Love of Language

As a college student, Bryan Tilt spent three years in South Korea and returned with a love for a new culture and its language. “I don’t know that I would have gotten into anthropology without that experience. It just opened up doors for me that I didn’t even know existed, let alone knew how to walk through,” he says.

A member of the southern Sichuan extended Li family and author of a book on minority cultures discusses his research with Bryan Tilt. (Photo: Jenna Tilt)
A member of the southern Sichuan extended Li family and author of a book on minority cultures discusses his research with Bryan Tilt. (Photo: Jenna Tilt)

He majored in Asian Studies at Utah State and focused further on environmental issues and values as a University of Washington graduate student. With its emerging environmental problems, China seemed like a logical place to study the tension between environment and economy at the grass roots. However, his first experience in the industrial city of Harbin in Manchuria didn’t go well. “I had so many doors slammed in my face, I couldn’t get the work done,” he remembers.

It took a phone call to his adviser in Seattle and a connection to a research colleague at the Sichuan Nationalities Research Institute in Chengdu to open the door in Futian. Within a few frenzied days, he was doing interviews in the village.

In 2012, Tilt and his family (OSU faculty research associate Jenna Tilt and their children Avery and Miriam) will return to China. With support from a Fulbright Scholarship, Bryan will conduct interviews in Yunnan Province to investigate how people balance hydropower and dams with values such as biodiversity, community preservation and sustainability.

Working with OSU faculty colleagues Desiree Tullos (Biological and Ecological Engineering) and Aaron Wolf (Geosciences), Tilt has contributed to a decision-making model for future dam construction. In the current work, they are focusing on the Mekong and Nu (Salween) rivers.

PROVIDED RECORDS:
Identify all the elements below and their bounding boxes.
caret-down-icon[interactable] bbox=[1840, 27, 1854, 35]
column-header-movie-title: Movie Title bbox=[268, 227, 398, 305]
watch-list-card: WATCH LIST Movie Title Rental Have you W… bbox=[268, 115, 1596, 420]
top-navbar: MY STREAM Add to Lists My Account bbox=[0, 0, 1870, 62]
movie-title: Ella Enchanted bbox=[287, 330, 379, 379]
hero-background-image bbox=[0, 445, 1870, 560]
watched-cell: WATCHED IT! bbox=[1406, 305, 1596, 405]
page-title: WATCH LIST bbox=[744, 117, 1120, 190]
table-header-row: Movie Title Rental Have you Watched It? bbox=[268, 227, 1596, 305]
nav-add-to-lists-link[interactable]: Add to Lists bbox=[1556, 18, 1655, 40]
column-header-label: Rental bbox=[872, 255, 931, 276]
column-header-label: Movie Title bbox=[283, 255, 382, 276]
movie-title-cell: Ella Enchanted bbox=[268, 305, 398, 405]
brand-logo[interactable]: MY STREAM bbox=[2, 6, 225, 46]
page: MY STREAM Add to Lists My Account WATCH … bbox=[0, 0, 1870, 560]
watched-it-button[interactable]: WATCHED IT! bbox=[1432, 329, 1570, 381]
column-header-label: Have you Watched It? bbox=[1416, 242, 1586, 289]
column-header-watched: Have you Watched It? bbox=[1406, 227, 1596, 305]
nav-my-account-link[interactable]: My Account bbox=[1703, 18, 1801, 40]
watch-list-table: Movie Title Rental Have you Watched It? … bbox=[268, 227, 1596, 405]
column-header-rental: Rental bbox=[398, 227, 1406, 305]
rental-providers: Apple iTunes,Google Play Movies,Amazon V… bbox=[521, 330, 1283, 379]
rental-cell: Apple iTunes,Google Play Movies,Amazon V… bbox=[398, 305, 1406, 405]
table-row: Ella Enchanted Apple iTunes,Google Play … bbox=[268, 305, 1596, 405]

PROBLEMS AND TASKS:
1. According to the text about Bryan Tilt, which river basins is the current dam work focused on?
2. Condense the paragraph in the text about Bryan Tilt that begins "He majored in Asian Studies" into a shorter version that keeps its main facts.
Ignore the data and rely on the text about Bryan Tilt alone.

TASK SOLUTIONS:
1. The Mekong and Nu (Salween) rivers.

2. Tilt majored in Asian Studies at Utah State, then studied environmental issues and values as a University of Washington graduate student. China's emerging environmental problems made it a logical place to study the tension between environment and economy at the grass roots, but his first work in the industrial city of Harbin failed because so many doors were slammed in his face.